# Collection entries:
○ ○ ○ ○

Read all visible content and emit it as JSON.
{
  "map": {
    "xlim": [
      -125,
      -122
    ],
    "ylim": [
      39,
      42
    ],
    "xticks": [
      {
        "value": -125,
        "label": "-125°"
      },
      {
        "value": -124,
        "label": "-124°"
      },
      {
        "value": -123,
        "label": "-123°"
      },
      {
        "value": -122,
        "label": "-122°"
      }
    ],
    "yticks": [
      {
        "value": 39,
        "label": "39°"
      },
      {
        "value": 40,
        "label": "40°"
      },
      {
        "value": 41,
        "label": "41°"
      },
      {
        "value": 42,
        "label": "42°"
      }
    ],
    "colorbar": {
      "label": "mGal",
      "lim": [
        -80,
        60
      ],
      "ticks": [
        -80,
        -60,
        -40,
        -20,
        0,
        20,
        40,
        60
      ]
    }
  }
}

○ ○ ○ ○

# Task objective:
Write out the full set of records exactly as given.

# Solution to the exercise:
Read all visible content and emit it as JSON.
{
  "map": {
    "xlim": [
      -125,
      -122
    ],
    "ylim": [
      39,
      42
    ],
    "xticks": [
      {
        "value": -125,
        "label": "-125°"
      },
      {
        "value": -124,
        "label": "-124°"
      },
      {
        "value": -123,
        "label": "-123°"
      },
      {
        "value": -122,
        "label": "-122°"
      }
    ],
    "yticks": [
      {
        "value": 39,
        "label": "39°"
      },
      {
        "value": 40,
        "label": "40°"
      },
      {
        "value": 41,
        "label": "41°"
      },
      {
        "value": 42,
        "label": "42°"
      }
    ],
    "colorbar": {
      "label": "mGal",
      "lim": [
        -80,
        60
      ],
      "ticks": [
        -80,
        -60,
        -40,
        -20,
        0,
        20,
        40,
        60
      ]
    }
  }
}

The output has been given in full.